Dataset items
----------------------------------------

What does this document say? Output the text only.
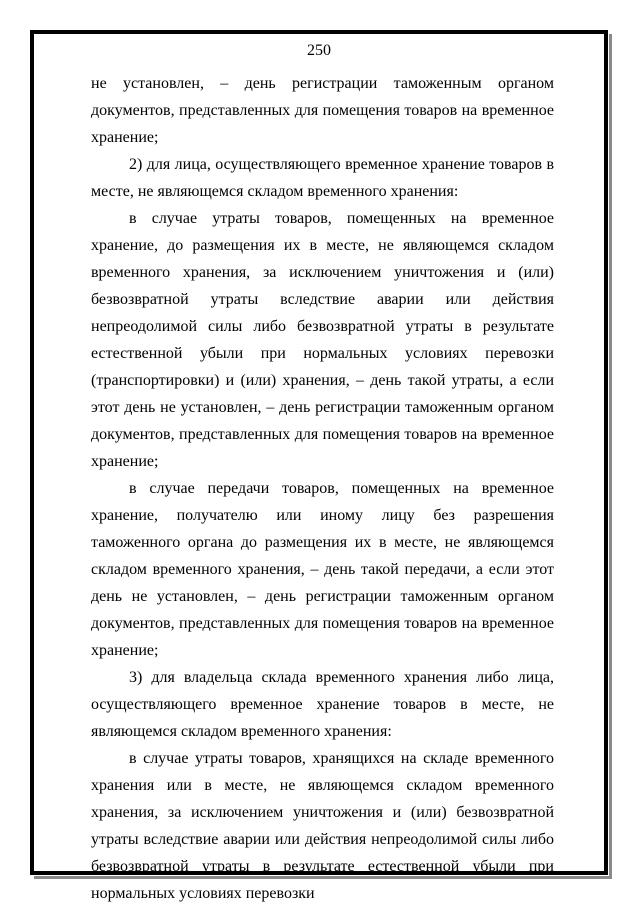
250

не установлен, – день регистрации таможенным органом документов, представленных для помещения товаров на временное хранение;

2) для лица, осуществляющего временное хранение товаров в месте, не являющемся складом временного хранения:

в случае утраты товаров, помещенных на временное хранение, до размещения их в месте, не являющемся складом временного хранения, за исключением уничтожения и (или) безвозвратной утраты вследствие аварии или действия непреодолимой силы либо безвозвратной утраты в результате естественной убыли при нормальных условиях перевозки (транспортировки) и (или) хранения, – день такой утраты, а если этот день не установлен, – день регистрации таможенным органом документов, представленных для помещения товаров на временное хранение;

в случае передачи товаров, помещенных на временное хранение, получателю или иному лицу без разрешения таможенного органа до размещения их в месте, не являющемся складом временного хранения, – день такой передачи, а если этот день не установлен, – день регистрации таможенным органом документов, представленных для помещения товаров на временное хранение;

3) для владельца склада временного хранения либо лица, осуществляющего временное хранение товаров в месте, не являющемся складом временного хранения:

в случае утраты товаров, хранящихся на складе временного хранения или в месте, не являющемся складом временного хранения, за исключением уничтожения и (или) безвозвратной утраты вследствие аварии или действия непреодолимой силы либо безвозвратной утраты в результате естественной убыли при нормальных условиях перевозки
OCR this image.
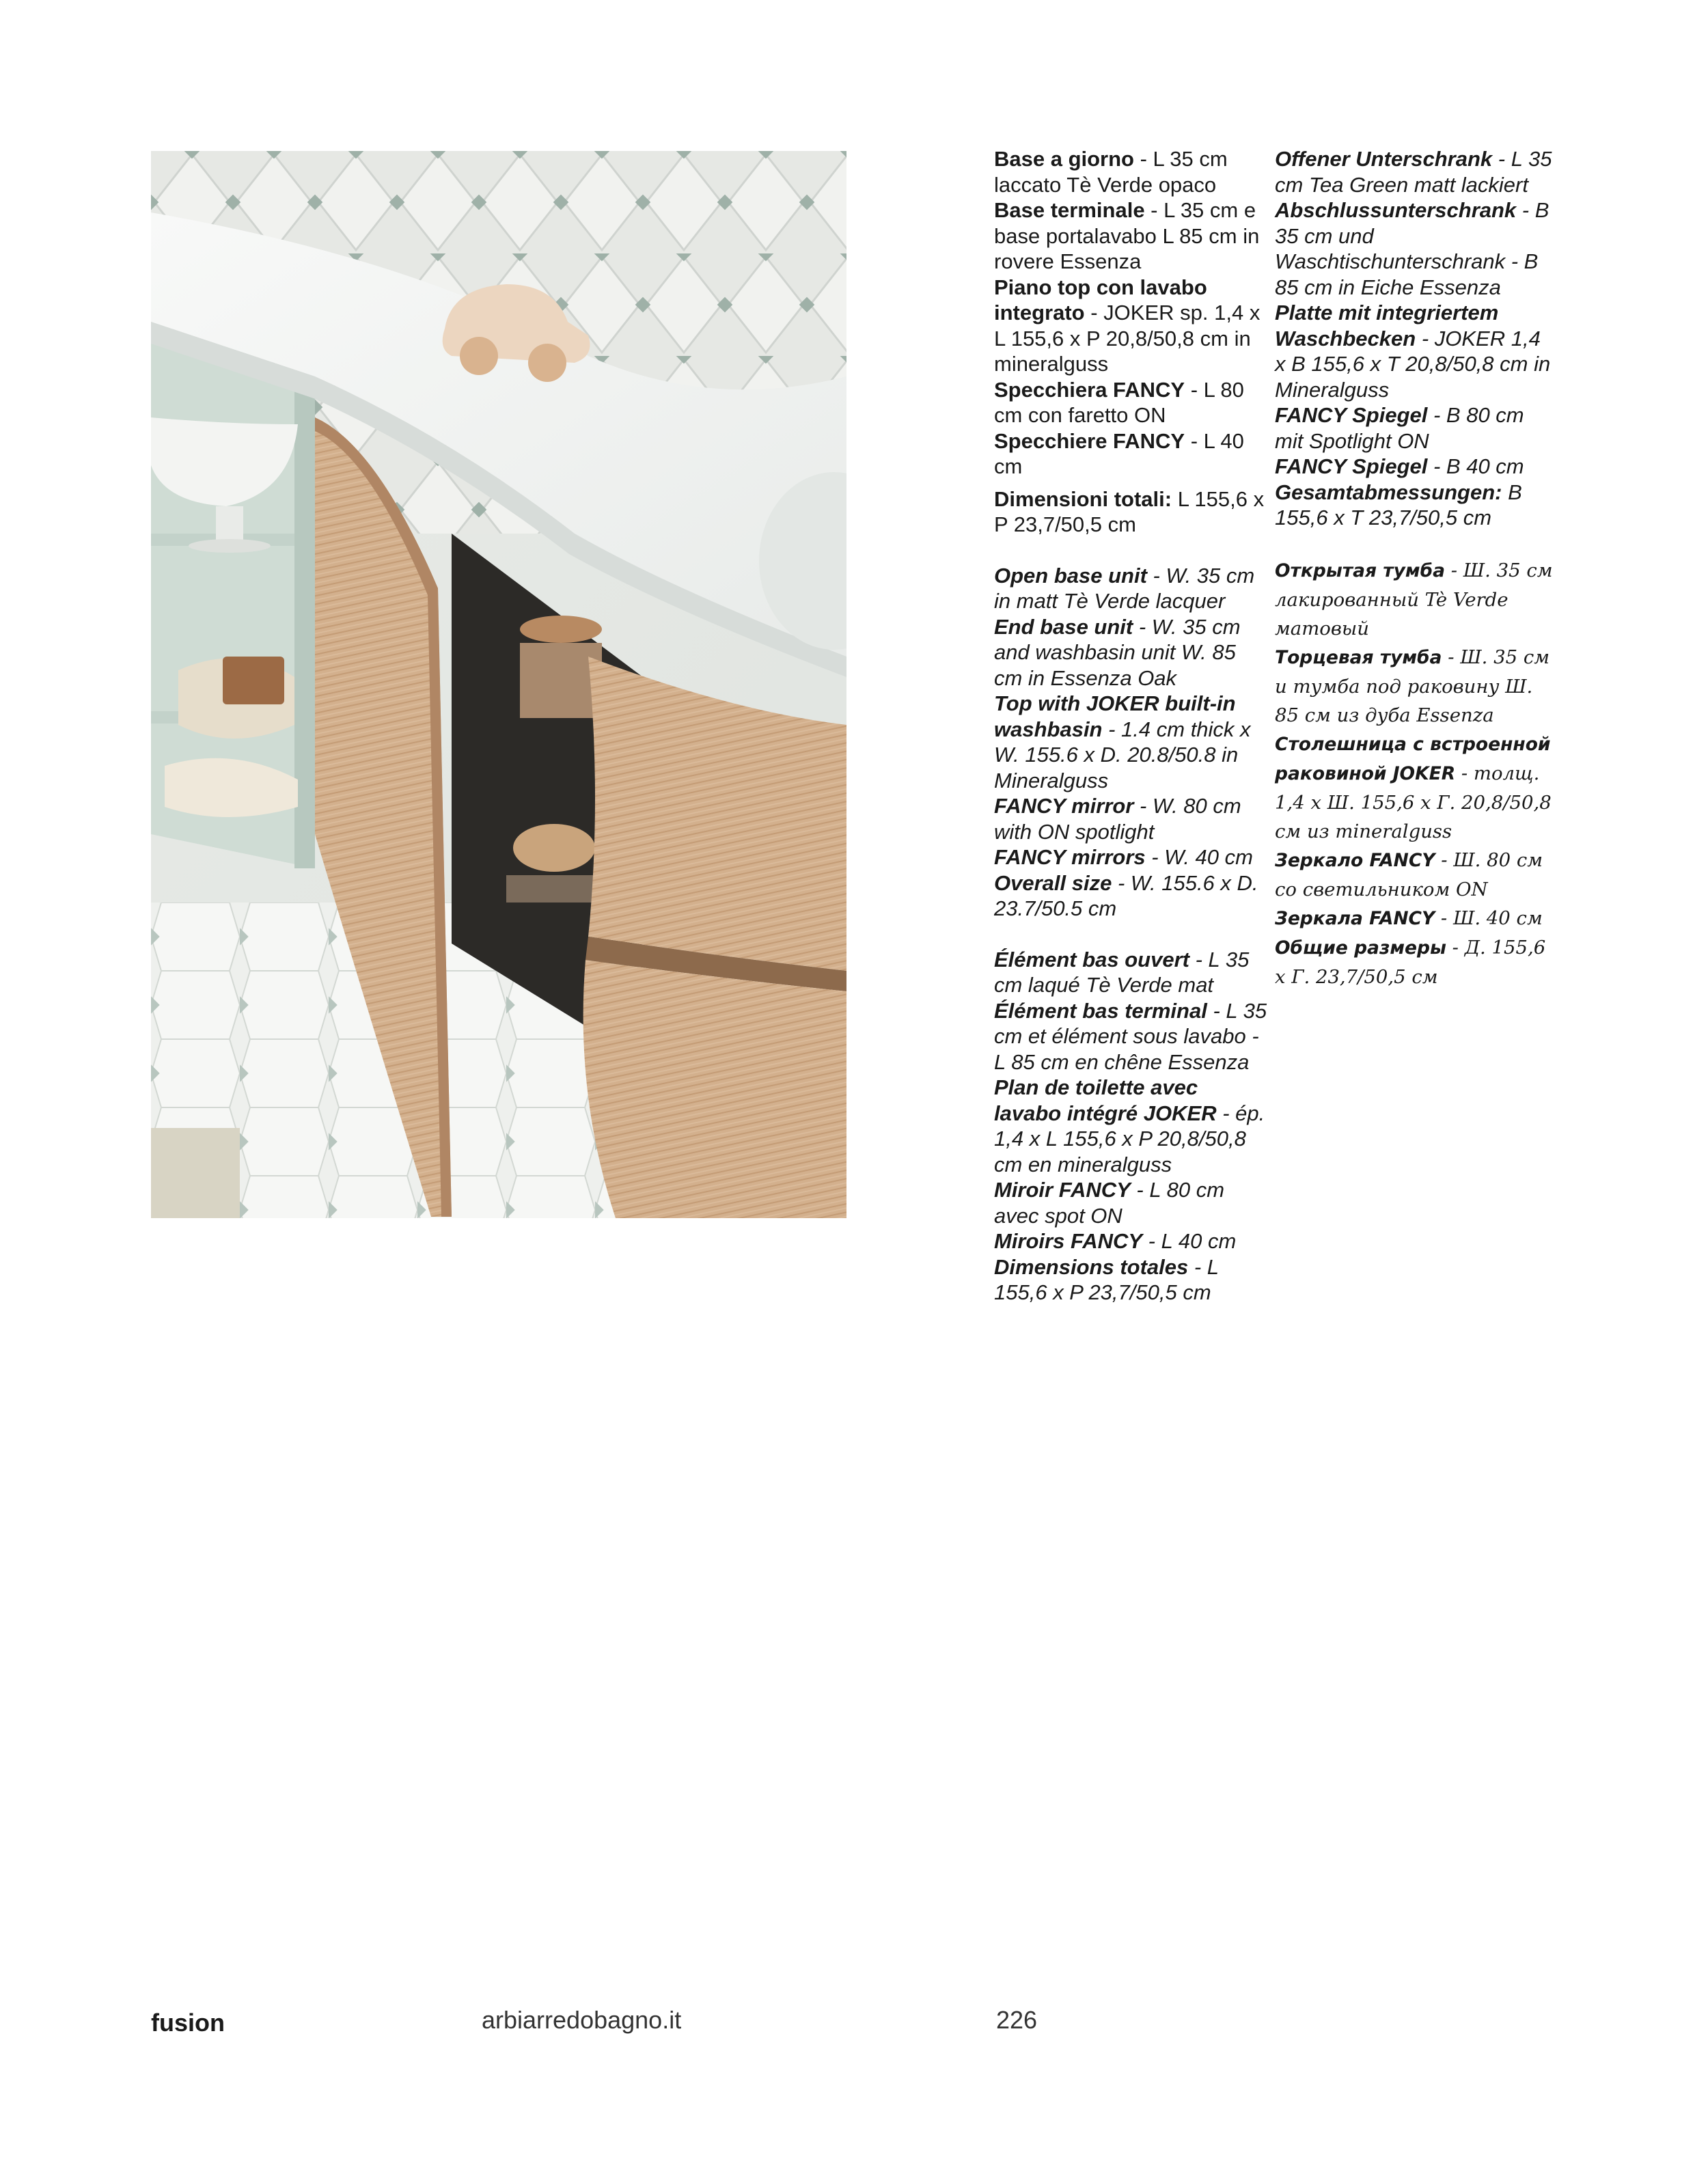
Base a giorno - L 35 cm laccato Tè Verde opaco

Base terminale - L 35 cm e base portalavabo L 85 cm in rovere Essenza

Piano top con lavabo integrato - JOKER sp. 1,4 x L 155,6 x P 20,8/50,8 cm in mineralguss

Specchiera FANCY - L 80 cm con faretto ON

Specchiere FANCY - L 40 cm

Dimensioni totali: L 155,6 x P 23,7/50,5 cm

Open base unit - W. 35 cm in matt Tè Verde lacquer

End base unit - W. 35 cm and washbasin unit W. 85 cm in Essenza Oak

Top with JOKER built-in washbasin - 1.4 cm thick x W. 155.6 x D. 20.8/50.8 in Mineralguss

FANCY mirror - W. 80 cm with ON spotlight

FANCY mirrors - W. 40 cm

Overall size - W. 155.6 x D. 23.7/50.5 cm

Élément bas ouvert - L 35 cm laqué Tè Verde mat

Élément bas terminal - L 35 cm et élément sous lavabo - L 85 cm en chêne Essenza

Plan de toilette avec lavabo intégré JOKER - ép. 1,4 x L 155,6 x P 20,8/50,8 cm en mineralguss

Miroir FANCY - L 80 cm avec spot ON

Miroirs FANCY - L 40 cm

Dimensions totales - L 155,6 x P 23,7/50,5 cm

Offener Unterschrank - L 35 cm Tea Green matt lackiert

Abschlussunterschrank - B 35 cm und Waschtischunterschrank - B 85 cm in Eiche Essenza

Platte mit integriertem Waschbecken - JOKER 1,4 x B 155,6 x T 20,8/50,8 cm in Mineralguss

FANCY Spiegel - B 80 cm mit Spotlight ON

FANCY Spiegel - B 40 cm

Gesamtabmessungen: B 155,6 x T 23,7/50,5 cm

Открытая тумба - Ш. 35 см лакированный Tè Verde матовый

Торцевая тумба - Ш. 35 см и тумба под раковину Ш. 85 см из дуба Essenza

Столешница с встроенной раковиной JOKER - толщ. 1,4 х Ш. 155,6 х Г. 20,8/50,8 см из mineralguss

Зеркало FANCY - Ш. 80 см со светильником ON

Зеркала FANCY - Ш. 40 см

Общие размеры - Д. 155,6 х Г. 23,7/50,5 см

fusion	arbiarredobagno.it	226
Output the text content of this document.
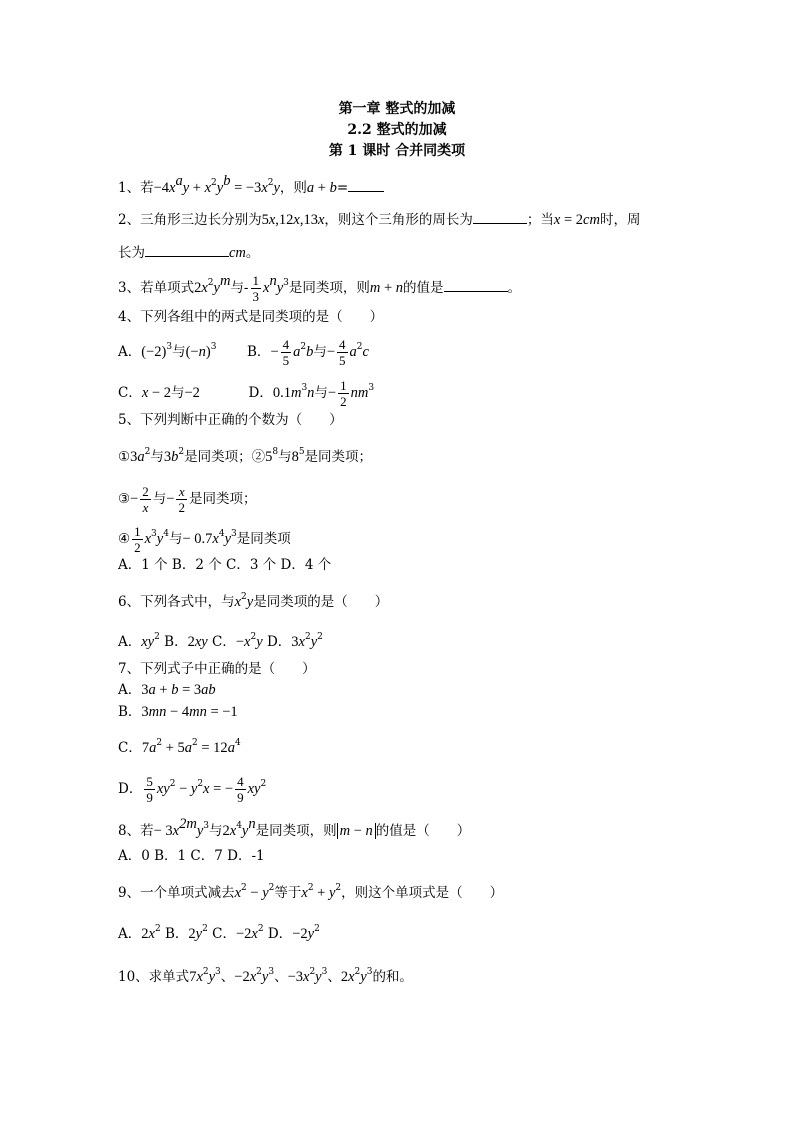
第一章 整式的加减
2.2 整式的加减
第 1 课时 合并同类项
1、若$-4x^ay + x^2y^b = -3x^2y$，则a + b=
2、三角形三边长分别为5x,12x,13x，则这个三角形的周长为	；当x = 2cm时，周
长为	cm。
3、若单项式$2x^2y^m$与- $\frac{1}{3} x^ny^3$是同类项，则m + n的值是	。
4、下列各组中的两式是同类项的是（　　）
A．$(-2)^3$与$(-n)^3$ B．− $\frac{4}{5} a^2b$与− $\frac{4}{5} a^2c$
C．x − 2与−2	D．$0.1m^3n$与− $\frac{1}{2} nm^3$
5、下列判断中正确的个数为（　　）
$①3a^2$与$3b^2$是同类项；$②5^8$与$8^5$是同类项；
③− $\frac{2}{x}$ 与− $\frac{x}{2}$ 是同类项；
④ $\frac{1}{2} x^3y^4$与− $0.7x^4y^3$是同类项
A．1 个 B．2 个 C．3 个 D．4 个
6、下列各式中，与$x^2y$是同类项的是（　　）
A．$xy^2$ B．2xy C．$-x^2y$ D．$3x^2y^2$
7、下列式子中正确的是（　　）
A．3a + b = 3ab
B．3mn − 4mn = −1
C．$7a^2 + 5a^2 = 12a^4$
D． $\frac{5}{9} xy^2 - y^2x$ = − $\frac{4}{9} xy^2$
8、若− $3x^{2m}y^3$与$2x^4y^n$是同类项，则 m − n 的值是（　　）
A．0 B．1 C．7 D．-1
9、一个单项式减去$x^2 - y^2$等于$x^2 + y^2$，则这个单项式是（　　）
A．$2x^2$ B．$2y^2$ C．$-2x^2$ D．$-2y^2$
10、求单式$7x^2y^3$、$-2x^2y^3$、$-3x^2y^3$、$2x^2y^3$的和。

----------------------------------------

• _EXERCISE REQUIREMENTS_
Every line from the one containing "Output the text content of this document." through the last line of the data is to be retyped exactly, with nothing added and no pictures included.

• _CORRECT RESPONSE_
Output the text content of this document.
第一章 整式的加减
2.2 整式的加减
第 1 课时 合并同类项
1、若$-4x^ay + x^2y^b = -3x^2y$，则a + b=
2、三角形三边长分别为5x,12x,13x，则这个三角形的周长为	；当x = 2cm时，周
长为	cm。
3、若单项式$2x^2y^m$与- $\frac{1}{3} x^ny^3$是同类项，则m + n的值是	。
4、下列各组中的两式是同类项的是（　　）
A．$(-2)^3$与$(-n)^3$ B．− $\frac{4}{5} a^2b$与− $\frac{4}{5} a^2c$
C．x − 2与−2	D．$0.1m^3n$与− $\frac{1}{2} nm^3$
5、下列判断中正确的个数为（　　）
$①3a^2$与$3b^2$是同类项；$②5^8$与$8^5$是同类项；
③− $\frac{2}{x}$ 与− $\frac{x}{2}$ 是同类项；
④ $\frac{1}{2} x^3y^4$与− $0.7x^4y^3$是同类项
A．1 个 B．2 个 C．3 个 D．4 个
6、下列各式中，与$x^2y$是同类项的是（　　）
A．$xy^2$ B．2xy C．$-x^2y$ D．$3x^2y^2$
7、下列式子中正确的是（　　）
A．3a + b = 3ab
B．3mn − 4mn = −1
C．$7a^2 + 5a^2 = 12a^4$
D． $\frac{5}{9} xy^2 - y^2x$ = − $\frac{4}{9} xy^2$
8、若− $3x^{2m}y^3$与$2x^4y^n$是同类项，则 m − n 的值是（　　）
A．0 B．1 C．7 D．-1
9、一个单项式减去$x^2 - y^2$等于$x^2 + y^2$，则这个单项式是（　　）
A．$2x^2$ B．$2y^2$ C．$-2x^2$ D．$-2y^2$
10、求单式$7x^2y^3$、$-2x^2y^3$、$-3x^2y^3$、$2x^2y^3$的和。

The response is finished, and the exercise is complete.